=== Dataset rows ===

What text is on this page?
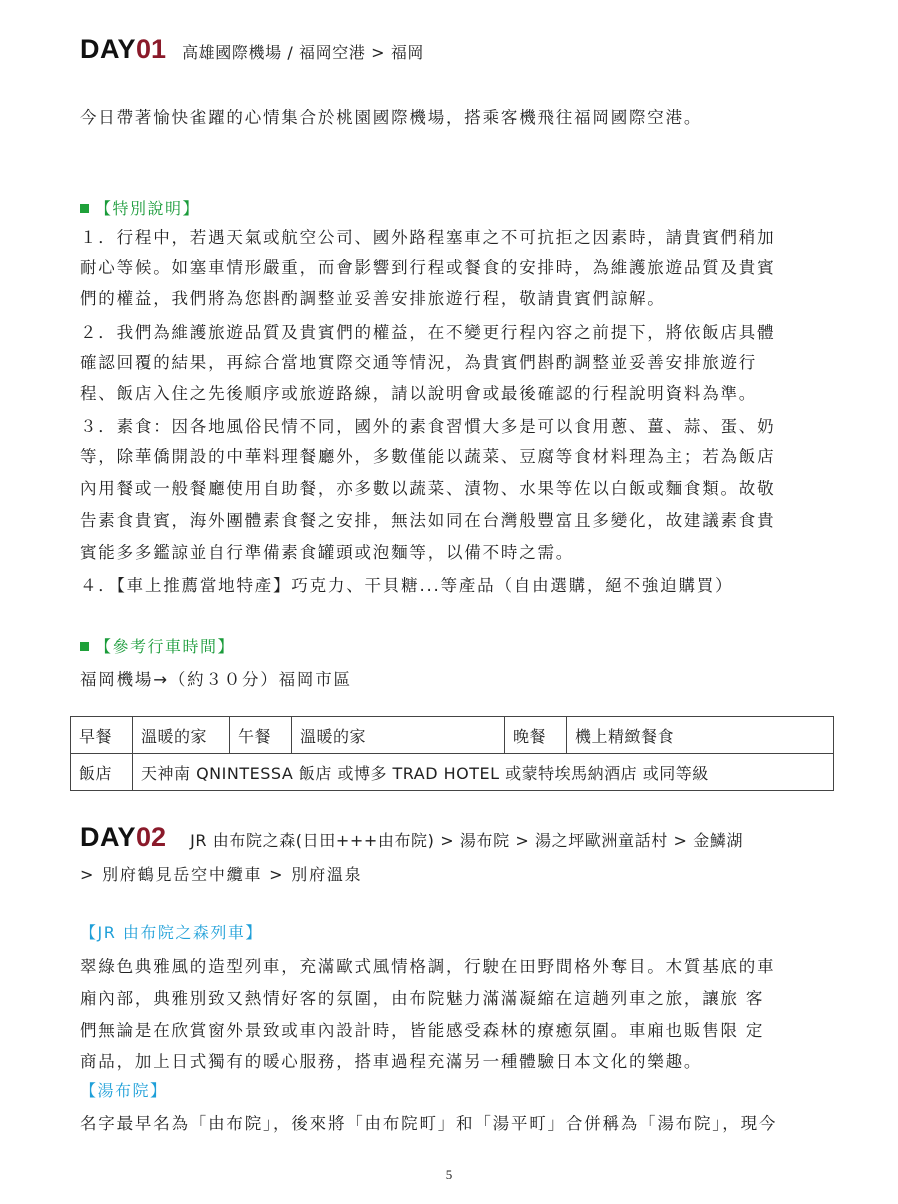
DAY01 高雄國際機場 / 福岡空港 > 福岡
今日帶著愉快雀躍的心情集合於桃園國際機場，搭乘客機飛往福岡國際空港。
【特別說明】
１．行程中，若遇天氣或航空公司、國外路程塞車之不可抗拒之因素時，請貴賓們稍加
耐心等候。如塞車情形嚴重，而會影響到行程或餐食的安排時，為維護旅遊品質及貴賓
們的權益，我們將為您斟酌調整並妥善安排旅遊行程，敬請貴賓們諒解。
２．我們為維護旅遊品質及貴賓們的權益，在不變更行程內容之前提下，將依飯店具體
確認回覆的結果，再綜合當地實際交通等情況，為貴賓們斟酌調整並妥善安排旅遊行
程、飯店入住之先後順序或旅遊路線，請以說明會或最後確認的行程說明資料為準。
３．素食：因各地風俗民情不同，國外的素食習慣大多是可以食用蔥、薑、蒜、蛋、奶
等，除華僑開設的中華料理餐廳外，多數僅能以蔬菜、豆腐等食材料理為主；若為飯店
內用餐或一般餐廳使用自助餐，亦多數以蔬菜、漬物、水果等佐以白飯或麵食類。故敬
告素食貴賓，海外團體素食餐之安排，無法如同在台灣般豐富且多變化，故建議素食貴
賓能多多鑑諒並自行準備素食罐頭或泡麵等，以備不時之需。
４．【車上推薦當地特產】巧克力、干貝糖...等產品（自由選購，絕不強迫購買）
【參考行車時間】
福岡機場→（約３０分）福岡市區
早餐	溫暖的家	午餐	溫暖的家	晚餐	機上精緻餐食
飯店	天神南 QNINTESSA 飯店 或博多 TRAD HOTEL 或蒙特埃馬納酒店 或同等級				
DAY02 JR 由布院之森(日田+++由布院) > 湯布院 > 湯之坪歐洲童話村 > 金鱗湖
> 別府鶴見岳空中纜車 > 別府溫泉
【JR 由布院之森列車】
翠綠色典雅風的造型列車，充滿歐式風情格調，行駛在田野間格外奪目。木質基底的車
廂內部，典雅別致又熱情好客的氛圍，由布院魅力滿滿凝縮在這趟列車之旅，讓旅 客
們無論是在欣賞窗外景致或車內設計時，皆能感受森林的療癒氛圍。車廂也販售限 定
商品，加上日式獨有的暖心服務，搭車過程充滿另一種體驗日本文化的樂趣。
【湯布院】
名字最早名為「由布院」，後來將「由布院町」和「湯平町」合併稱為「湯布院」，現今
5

===

* Problem to solve *
Without the pictures, copy the material exactly as given.

* Answer to this task *
What text is on this page?
DAY01 高雄國際機場 / 福岡空港 > 福岡
今日帶著愉快雀躍的心情集合於桃園國際機場，搭乘客機飛往福岡國際空港。
【特別說明】
１．行程中，若遇天氣或航空公司、國外路程塞車之不可抗拒之因素時，請貴賓們稍加
耐心等候。如塞車情形嚴重，而會影響到行程或餐食的安排時，為維護旅遊品質及貴賓
們的權益，我們將為您斟酌調整並妥善安排旅遊行程，敬請貴賓們諒解。
２．我們為維護旅遊品質及貴賓們的權益，在不變更行程內容之前提下，將依飯店具體
確認回覆的結果，再綜合當地實際交通等情況，為貴賓們斟酌調整並妥善安排旅遊行
程、飯店入住之先後順序或旅遊路線，請以說明會或最後確認的行程說明資料為準。
３．素食：因各地風俗民情不同，國外的素食習慣大多是可以食用蔥、薑、蒜、蛋、奶
等，除華僑開設的中華料理餐廳外，多數僅能以蔬菜、豆腐等食材料理為主；若為飯店
內用餐或一般餐廳使用自助餐，亦多數以蔬菜、漬物、水果等佐以白飯或麵食類。故敬
告素食貴賓，海外團體素食餐之安排，無法如同在台灣般豐富且多變化，故建議素食貴
賓能多多鑑諒並自行準備素食罐頭或泡麵等，以備不時之需。
４．【車上推薦當地特產】巧克力、干貝糖...等產品（自由選購，絕不強迫購買）
【參考行車時間】
福岡機場→（約３０分）福岡市區
早餐	溫暖的家	午餐	溫暖的家	晚餐	機上精緻餐食
飯店	天神南 QNINTESSA 飯店 或博多 TRAD HOTEL 或蒙特埃馬納酒店 或同等級				
DAY02 JR 由布院之森(日田+++由布院) > 湯布院 > 湯之坪歐洲童話村 > 金鱗湖
> 別府鶴見岳空中纜車 > 別府溫泉
【JR 由布院之森列車】
翠綠色典雅風的造型列車，充滿歐式風情格調，行駛在田野間格外奪目。木質基底的車
廂內部，典雅別致又熱情好客的氛圍，由布院魅力滿滿凝縮在這趟列車之旅，讓旅 客
們無論是在欣賞窗外景致或車內設計時，皆能感受森林的療癒氛圍。車廂也販售限 定
商品，加上日式獨有的暖心服務，搭車過程充滿另一種體驗日本文化的樂趣。
【湯布院】
名字最早名為「由布院」，後來將「由布院町」和「湯平町」合併稱為「湯布院」，現今
5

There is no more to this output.